TO BE DONE:
Return all the entries exactly, keeping pictures out.

Extracted data entries:
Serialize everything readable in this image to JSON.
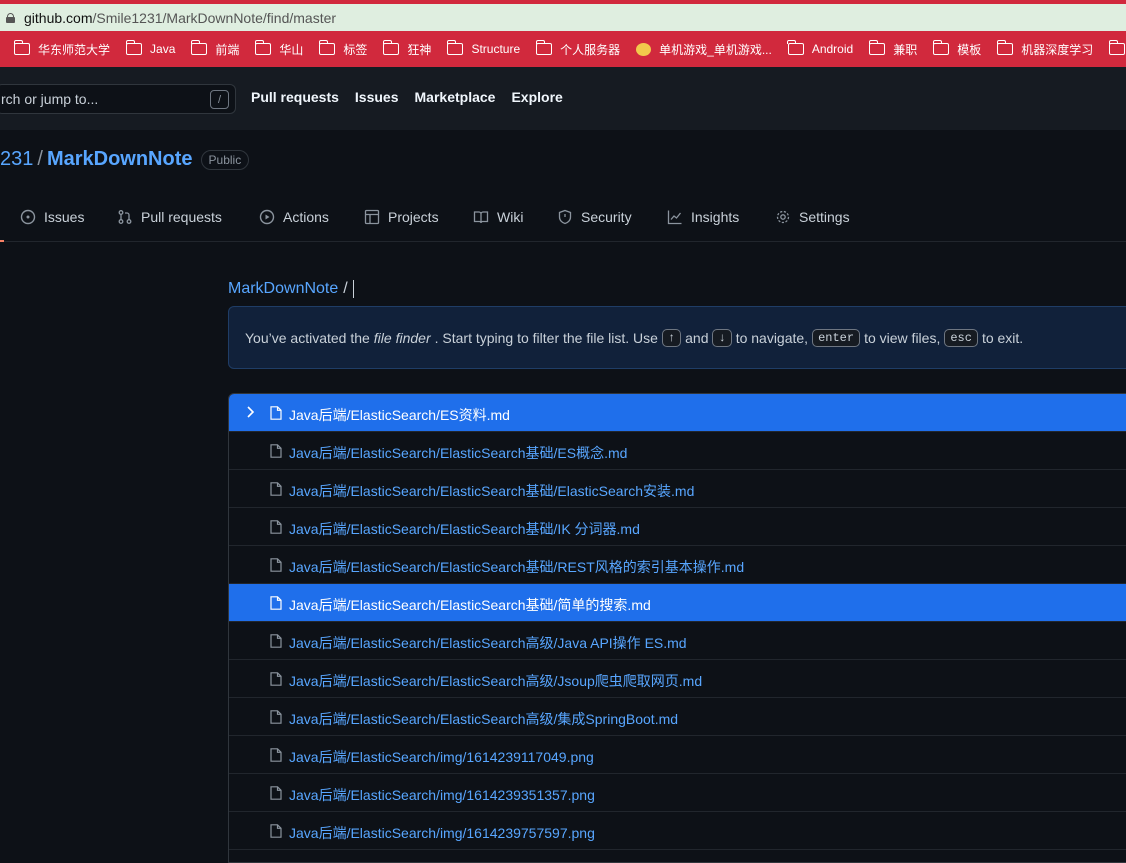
{
  "browser": {
    "url_host": "github.com",
    "url_path": "/Smile1231/MarkDownNote/find/master",
    "bookmarks": [
      "华东师范大学",
      "Java",
      "前端",
      "华山",
      "标签",
      "狂神",
      "Structure",
      "个人服务器",
      "单机游戏_单机游戏...",
      "Android",
      "兼职",
      "模板",
      "机器深度学习"
    ]
  },
  "header": {
    "search_placeholder": "rch or jump to...",
    "search_shortcut": "/",
    "nav": [
      "Pull requests",
      "Issues",
      "Marketplace",
      "Explore"
    ]
  },
  "repo": {
    "owner_fragment": "231",
    "separator": "/",
    "name": "MarkDownNote",
    "visibility": "Public"
  },
  "tabs": [
    {
      "label": "Issues",
      "icon": "issue-icon"
    },
    {
      "label": "Pull requests",
      "icon": "pull-request-icon"
    },
    {
      "label": "Actions",
      "icon": "play-icon"
    },
    {
      "label": "Projects",
      "icon": "table-icon"
    },
    {
      "label": "Wiki",
      "icon": "book-icon"
    },
    {
      "label": "Security",
      "icon": "shield-icon"
    },
    {
      "label": "Insights",
      "icon": "graph-icon"
    },
    {
      "label": "Settings",
      "icon": "gear-icon"
    }
  ],
  "finder": {
    "breadcrumb_repo": "MarkDownNote",
    "breadcrumb_sep": "/",
    "notice": {
      "t1": "You’ve activated the",
      "em": "file finder",
      "t2": ". Start typing to filter the file list. Use",
      "key_up": "↑",
      "t3": "and",
      "key_down": "↓",
      "t4": "to navigate,",
      "key_enter": "enter",
      "t5": "to view files,",
      "key_esc": "esc",
      "t6": "to exit."
    },
    "files": [
      "Java后端/ElasticSearch/ES资料.md",
      "Java后端/ElasticSearch/ElasticSearch基础/ES概念.md",
      "Java后端/ElasticSearch/ElasticSearch基础/ElasticSearch安装.md",
      "Java后端/ElasticSearch/ElasticSearch基础/IK 分词器.md",
      "Java后端/ElasticSearch/ElasticSearch基础/REST风格的索引基本操作.md",
      "Java后端/ElasticSearch/ElasticSearch基础/简单的搜索.md",
      "Java后端/ElasticSearch/ElasticSearch高级/Java API操作 ES.md",
      "Java后端/ElasticSearch/ElasticSearch高级/Jsoup爬虫爬取网页.md",
      "Java后端/ElasticSearch/ElasticSearch高级/集成SpringBoot.md",
      "Java后端/ElasticSearch/img/1614239117049.png",
      "Java后端/ElasticSearch/img/1614239351357.png",
      "Java后端/ElasticSearch/img/1614239757597.png"
    ],
    "selected_index": 0,
    "hover_index": 5,
    "colors": {
      "active_row": "#1f6feb",
      "link": "#58a6ff"
    }
  }
}
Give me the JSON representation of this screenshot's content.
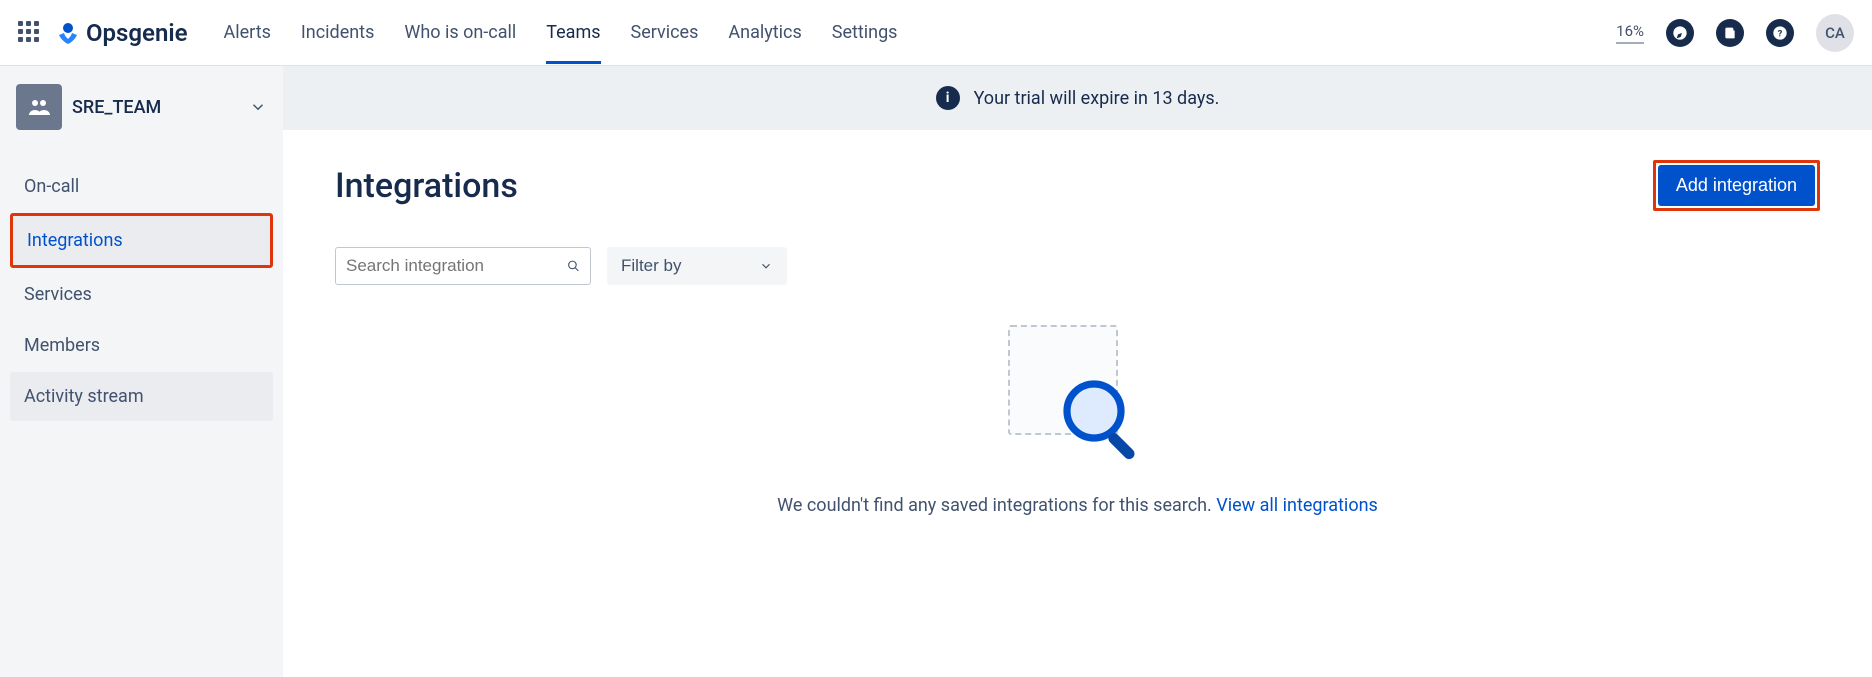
{
  "brand": "Opsgenie",
  "nav": {
    "alerts": "Alerts",
    "incidents": "Incidents",
    "oncall": "Who is on-call",
    "teams": "Teams",
    "services": "Services",
    "analytics": "Analytics",
    "settings": "Settings"
  },
  "progress_percent": "16%",
  "avatar_initials": "CA",
  "team": {
    "name": "SRE_TEAM"
  },
  "sidebar": {
    "oncall": "On-call",
    "integrations": "Integrations",
    "services": "Services",
    "members": "Members",
    "activity": "Activity stream"
  },
  "banner": {
    "text": "Your trial will expire in 13 days."
  },
  "page": {
    "title": "Integrations",
    "add_button": "Add integration",
    "search_placeholder": "Search integration",
    "filter_label": "Filter by",
    "empty_text": "We couldn't find any saved integrations for this search. ",
    "view_all_link": "View all integrations"
  }
}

EXERCISE SOLUTION:
Serialize everything readable in this image to JSON.
{
  "browser": {
    "url_host": "github.com",
    "url_path": "/Smile1231/MarkDownNote/find/master",
    "bookmarks": [
      "华东师范大学",
      "Java",
      "前端",
      "华山",
      "标签",
      "狂神",
      "Structure",
      "个人服务器",
      "单机游戏_单机游戏...",
      "Android",
      "兼职",
      "模板",
      "机器深度学习"
    ]
  },
  "header": {
    "search_placeholder": "rch or jump to...",
    "search_shortcut": "/",
    "nav": [
      "Pull requests",
      "Issues",
      "Marketplace",
      "Explore"
    ]
  },
  "repo": {
    "owner_fragment": "231",
    "separator": "/",
    "name": "MarkDownNote",
    "visibility": "Public"
  },
  "tabs": [
    {
      "label": "Issues",
      "icon": "issue-icon"
    },
    {
      "label": "Pull requests",
      "icon": "pull-request-icon"
    },
    {
      "label": "Actions",
      "icon": "play-icon"
    },
    {
      "label": "Projects",
      "icon": "table-icon"
    },
    {
      "label": "Wiki",
      "icon": "book-icon"
    },
    {
      "label": "Security",
      "icon": "shield-icon"
    },
    {
      "label": "Insights",
      "icon": "graph-icon"
    },
    {
      "label": "Settings",
      "icon": "gear-icon"
    }
  ],
  "finder": {
    "breadcrumb_repo": "MarkDownNote",
    "breadcrumb_sep": "/",
    "notice": {
      "t1": "You’ve activated the",
      "em": "file finder",
      "t2": ". Start typing to filter the file list. Use",
      "key_up": "↑",
      "t3": "and",
      "key_down": "↓",
      "t4": "to navigate,",
      "key_enter": "enter",
      "t5": "to view files,",
      "key_esc": "esc",
      "t6": "to exit."
    },
    "files": [
      "Java后端/ElasticSearch/ES资料.md",
      "Java后端/ElasticSearch/ElasticSearch基础/ES概念.md",
      "Java后端/ElasticSearch/ElasticSearch基础/ElasticSearch安装.md",
      "Java后端/ElasticSearch/ElasticSearch基础/IK 分词器.md",
      "Java后端/ElasticSearch/ElasticSearch基础/REST风格的索引基本操作.md",
      "Java后端/ElasticSearch/ElasticSearch基础/简单的搜索.md",
      "Java后端/ElasticSearch/ElasticSearch高级/Java API操作 ES.md",
      "Java后端/ElasticSearch/ElasticSearch高级/Jsoup爬虫爬取网页.md",
      "Java后端/ElasticSearch/ElasticSearch高级/集成SpringBoot.md",
      "Java后端/ElasticSearch/img/1614239117049.png",
      "Java后端/ElasticSearch/img/1614239351357.png",
      "Java后端/ElasticSearch/img/1614239757597.png"
    ],
    "selected_index": 0,
    "hover_index": 5,
    "colors": {
      "active_row": "#1f6feb",
      "link": "#58a6ff"
    }
  }
}
Give me the JSON representation of this screenshot's content.
{
  "brand": "Opsgenie",
  "nav": {
    "alerts": "Alerts",
    "incidents": "Incidents",
    "oncall": "Who is on-call",
    "teams": "Teams",
    "services": "Services",
    "analytics": "Analytics",
    "settings": "Settings"
  },
  "progress_percent": "16%",
  "avatar_initials": "CA",
  "team": {
    "name": "SRE_TEAM"
  },
  "sidebar": {
    "oncall": "On-call",
    "integrations": "Integrations",
    "services": "Services",
    "members": "Members",
    "activity": "Activity stream"
  },
  "banner": {
    "text": "Your trial will expire in 13 days."
  },
  "page": {
    "title": "Integrations",
    "add_button": "Add integration",
    "search_placeholder": "Search integration",
    "filter_label": "Filter by",
    "empty_text": "We couldn't find any saved integrations for this search. ",
    "view_all_link": "View all integrations"
  }
}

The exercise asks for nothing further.